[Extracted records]

# # #

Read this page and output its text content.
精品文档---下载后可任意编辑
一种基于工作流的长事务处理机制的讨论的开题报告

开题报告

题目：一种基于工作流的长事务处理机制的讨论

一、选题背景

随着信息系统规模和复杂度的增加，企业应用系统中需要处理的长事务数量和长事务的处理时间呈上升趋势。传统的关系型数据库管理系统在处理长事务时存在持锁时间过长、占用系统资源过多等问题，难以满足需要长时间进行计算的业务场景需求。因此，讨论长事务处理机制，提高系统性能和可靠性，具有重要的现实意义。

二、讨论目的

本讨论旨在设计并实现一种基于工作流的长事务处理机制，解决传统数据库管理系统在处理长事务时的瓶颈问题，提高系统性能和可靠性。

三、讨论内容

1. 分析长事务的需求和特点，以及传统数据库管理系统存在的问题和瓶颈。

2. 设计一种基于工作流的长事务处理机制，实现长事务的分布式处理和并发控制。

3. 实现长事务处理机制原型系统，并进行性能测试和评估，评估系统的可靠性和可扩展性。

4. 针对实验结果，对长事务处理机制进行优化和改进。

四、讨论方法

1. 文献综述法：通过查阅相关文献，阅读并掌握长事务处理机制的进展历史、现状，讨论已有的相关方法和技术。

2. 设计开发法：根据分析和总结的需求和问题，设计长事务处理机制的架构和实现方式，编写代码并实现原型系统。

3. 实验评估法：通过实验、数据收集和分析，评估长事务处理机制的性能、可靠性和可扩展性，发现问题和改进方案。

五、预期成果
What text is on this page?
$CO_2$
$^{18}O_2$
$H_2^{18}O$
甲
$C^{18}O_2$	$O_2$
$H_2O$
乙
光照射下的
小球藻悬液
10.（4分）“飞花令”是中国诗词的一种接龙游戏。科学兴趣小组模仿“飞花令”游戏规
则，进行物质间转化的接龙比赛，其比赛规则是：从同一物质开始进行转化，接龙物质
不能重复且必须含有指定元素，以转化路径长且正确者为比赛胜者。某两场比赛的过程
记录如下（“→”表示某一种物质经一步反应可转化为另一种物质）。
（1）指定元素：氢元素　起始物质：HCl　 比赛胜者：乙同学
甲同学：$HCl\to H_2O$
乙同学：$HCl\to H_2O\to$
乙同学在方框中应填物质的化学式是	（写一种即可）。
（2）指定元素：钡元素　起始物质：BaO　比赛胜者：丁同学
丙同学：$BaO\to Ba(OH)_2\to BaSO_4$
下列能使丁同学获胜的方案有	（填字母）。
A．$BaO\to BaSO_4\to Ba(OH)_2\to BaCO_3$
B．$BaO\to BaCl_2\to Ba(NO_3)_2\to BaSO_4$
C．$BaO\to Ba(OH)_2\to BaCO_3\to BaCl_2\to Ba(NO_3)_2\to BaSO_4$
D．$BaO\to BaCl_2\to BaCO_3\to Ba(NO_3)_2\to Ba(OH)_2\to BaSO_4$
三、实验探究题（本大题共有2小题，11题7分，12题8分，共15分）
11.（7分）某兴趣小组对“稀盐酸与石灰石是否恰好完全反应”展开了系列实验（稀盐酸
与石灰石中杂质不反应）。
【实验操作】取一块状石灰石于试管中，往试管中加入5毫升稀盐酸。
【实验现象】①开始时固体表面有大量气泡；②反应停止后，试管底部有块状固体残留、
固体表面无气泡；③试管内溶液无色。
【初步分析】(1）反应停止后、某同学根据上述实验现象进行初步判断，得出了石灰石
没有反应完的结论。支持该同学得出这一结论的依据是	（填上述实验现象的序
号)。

# # #

■ **GIVEN EXERCISE**: Take the entries and copy them out exactly.

■ **TASK RESPONSE**:
Read this page and output its text content.
精品文档---下载后可任意编辑
一种基于工作流的长事务处理机制的讨论的开题报告

开题报告

题目：一种基于工作流的长事务处理机制的讨论

一、选题背景

随着信息系统规模和复杂度的增加，企业应用系统中需要处理的长事务数量和长事务的处理时间呈上升趋势。传统的关系型数据库管理系统在处理长事务时存在持锁时间过长、占用系统资源过多等问题，难以满足需要长时间进行计算的业务场景需求。因此，讨论长事务处理机制，提高系统性能和可靠性，具有重要的现实意义。

二、讨论目的

本讨论旨在设计并实现一种基于工作流的长事务处理机制，解决传统数据库管理系统在处理长事务时的瓶颈问题，提高系统性能和可靠性。

三、讨论内容

1. 分析长事务的需求和特点，以及传统数据库管理系统存在的问题和瓶颈。

2. 设计一种基于工作流的长事务处理机制，实现长事务的分布式处理和并发控制。

3. 实现长事务处理机制原型系统，并进行性能测试和评估，评估系统的可靠性和可扩展性。

4. 针对实验结果，对长事务处理机制进行优化和改进。

四、讨论方法

1. 文献综述法：通过查阅相关文献，阅读并掌握长事务处理机制的进展历史、现状，讨论已有的相关方法和技术。

2. 设计开发法：根据分析和总结的需求和问题，设计长事务处理机制的架构和实现方式，编写代码并实现原型系统。

3. 实验评估法：通过实验、数据收集和分析，评估长事务处理机制的性能、可靠性和可扩展性，发现问题和改进方案。

五、预期成果
What text is on this page?
$CO_2$
$^{18}O_2$
$H_2^{18}O$
甲
$C^{18}O_2$	$O_2$
$H_2O$
乙
光照射下的
小球藻悬液
10.（4分）“飞花令”是中国诗词的一种接龙游戏。科学兴趣小组模仿“飞花令”游戏规
则，进行物质间转化的接龙比赛，其比赛规则是：从同一物质开始进行转化，接龙物质
不能重复且必须含有指定元素，以转化路径长且正确者为比赛胜者。某两场比赛的过程
记录如下（“→”表示某一种物质经一步反应可转化为另一种物质）。
（1）指定元素：氢元素　起始物质：HCl　 比赛胜者：乙同学
甲同学：$HCl\to H_2O$
乙同学：$HCl\to H_2O\to$
乙同学在方框中应填物质的化学式是	（写一种即可）。
（2）指定元素：钡元素　起始物质：BaO　比赛胜者：丁同学
丙同学：$BaO\to Ba(OH)_2\to BaSO_4$
下列能使丁同学获胜的方案有	（填字母）。
A．$BaO\to BaSO_4\to Ba(OH)_2\to BaCO_3$
B．$BaO\to BaCl_2\to Ba(NO_3)_2\to BaSO_4$
C．$BaO\to Ba(OH)_2\to BaCO_3\to BaCl_2\to Ba(NO_3)_2\to BaSO_4$
D．$BaO\to BaCl_2\to BaCO_3\to Ba(NO_3)_2\to Ba(OH)_2\to BaSO_4$
三、实验探究题（本大题共有2小题，11题7分，12题8分，共15分）
11.（7分）某兴趣小组对“稀盐酸与石灰石是否恰好完全反应”展开了系列实验（稀盐酸
与石灰石中杂质不反应）。
【实验操作】取一块状石灰石于试管中，往试管中加入5毫升稀盐酸。
【实验现象】①开始时固体表面有大量气泡；②反应停止后，试管底部有块状固体残留、
固体表面无气泡；③试管内溶液无色。
【初步分析】(1）反应停止后、某同学根据上述实验现象进行初步判断，得出了石灰石
没有反应完的结论。支持该同学得出这一结论的依据是	（填上述实验现象的序
号)。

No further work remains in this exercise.